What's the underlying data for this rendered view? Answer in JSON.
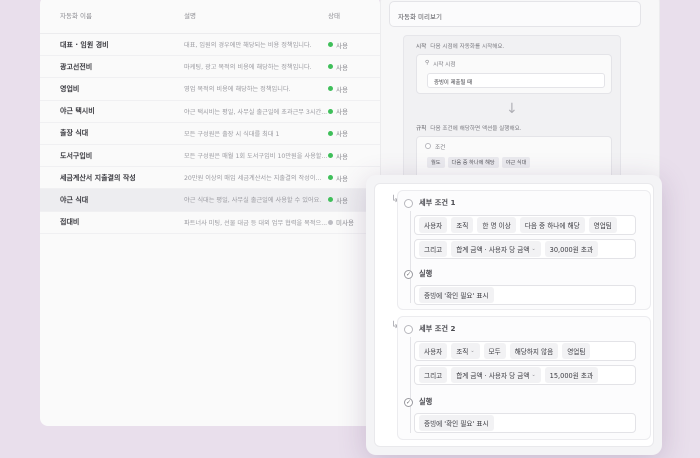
{
  "list": {
    "headers": {
      "name": "자동화 이름",
      "desc": "설명",
      "status": "상태"
    },
    "rows": [
      {
        "name": "대표 · 임원 경비",
        "desc": "대표, 임원의 경우에만 해당되는 비용 정책입니다.",
        "status": "사용",
        "on": true
      },
      {
        "name": "광고선전비",
        "desc": "마케팅, 광고 목적의 비용에 해당하는 정책입니다.",
        "status": "사용",
        "on": true
      },
      {
        "name": "영업비",
        "desc": "영업 목적의 비용에 해당하는 정책입니다.",
        "status": "사용",
        "on": true
      },
      {
        "name": "야근 택시비",
        "desc": "야근 택시비는 평일, 사무실 출근일에 초과근무 3시간...",
        "status": "사용",
        "on": true
      },
      {
        "name": "출장 식대",
        "desc": "모든 구성원은 출장 시 식대를 최대 1",
        "status": "사용",
        "on": true
      },
      {
        "name": "도서구입비",
        "desc": "모든 구성원은 매월 1회 도서구입비 10만원을 사용할...",
        "status": "사용",
        "on": true
      },
      {
        "name": "세금계산서 지출결의 작성",
        "desc": "20만원 이상의 매입 세금계산서는 지출결의 작성이...",
        "status": "사용",
        "on": true
      },
      {
        "name": "야근 식대",
        "desc": "야근 식대는 평일, 사무실 출근일에 사용할 수 있어요.",
        "status": "사용",
        "on": true
      },
      {
        "name": "접대비",
        "desc": "파트너사 미팅, 선물 대금 등 대외 업무 협력을 목적으...",
        "status": "미사용",
        "on": false
      }
    ]
  },
  "preview": {
    "title": "자동화 미리보기",
    "start_label": "시작",
    "start_text": "다음 시점에 자동화를 시작해요.",
    "start_point_label": "시작 시점",
    "start_point_value": "증빙이 제출될 때",
    "rule_label": "규칙",
    "rule_text": "다음 조건에 해당하면 액션을 실행해요.",
    "condition_label": "조건",
    "chips": [
      "월도",
      "다음 중 하나에 해당",
      "야근 식대"
    ]
  },
  "overlay": {
    "sub1": {
      "label": "세부 조건 1",
      "row1": [
        "사용자",
        "조직",
        "한 명 이상",
        "다음 중 하나에 해당",
        "영업팀"
      ],
      "row2": [
        "그리고",
        "합계 금액 · 사용자 당 금액",
        "30,000원 초과"
      ],
      "action_label": "실행",
      "action_value": "증빙에 '확인 필요' 표시"
    },
    "sub2": {
      "label": "세부 조건 2",
      "row1": [
        "사용자",
        "조직",
        "모두",
        "해당하지 않음",
        "영업팀"
      ],
      "row2": [
        "그리고",
        "합계 금액 · 사용자 당 금액",
        "15,000원 초과"
      ],
      "action_label": "실행",
      "action_value": "증빙에 '확인 필요' 표시"
    }
  },
  "colors": {
    "background": "#e9dfec",
    "status_on": "#3fbf5a",
    "status_off": "#bdbdc3"
  }
}
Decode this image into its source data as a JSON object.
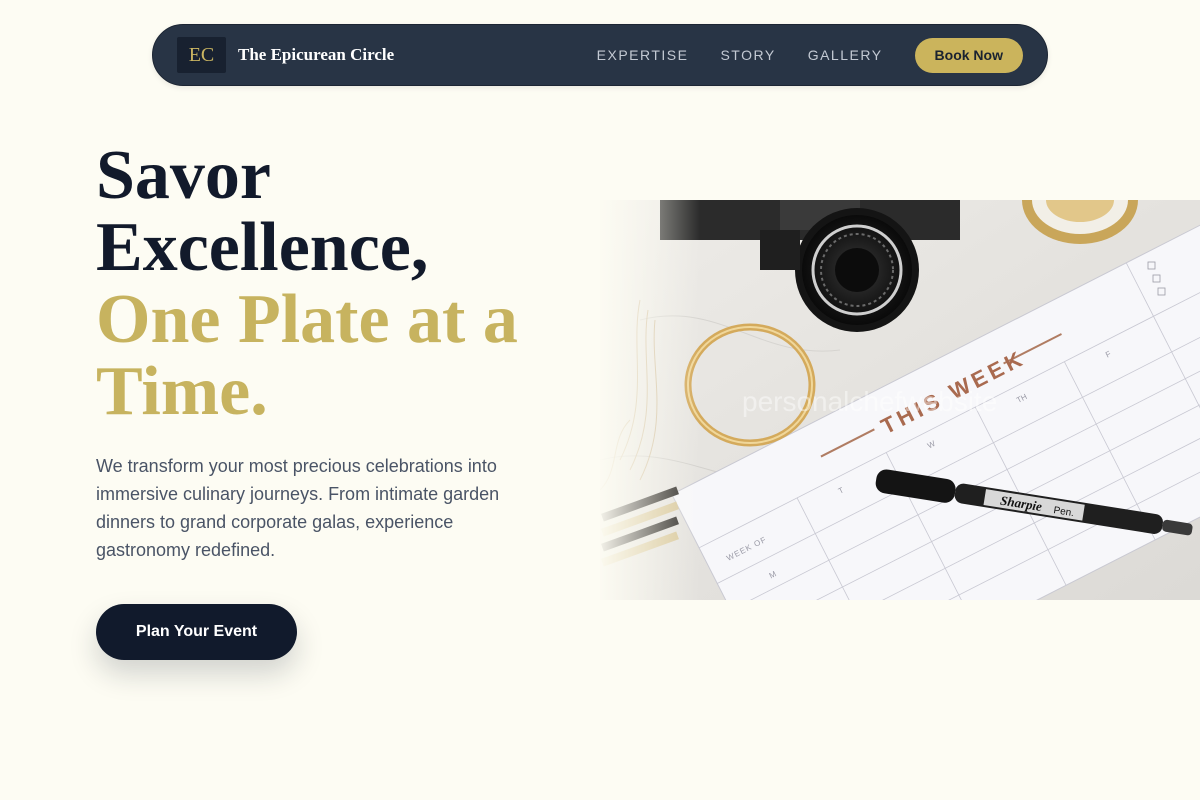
******
> _DIRECTIONS FOR THIS TASK_
Where a line of the material above holds the string "도서구입비", copy that line.

> _ANSWER IN FULL_
        "name": "도서구입비",
        "desc": "모든 구성원은 매월 1회 도서구입비 10만원을 사용할...",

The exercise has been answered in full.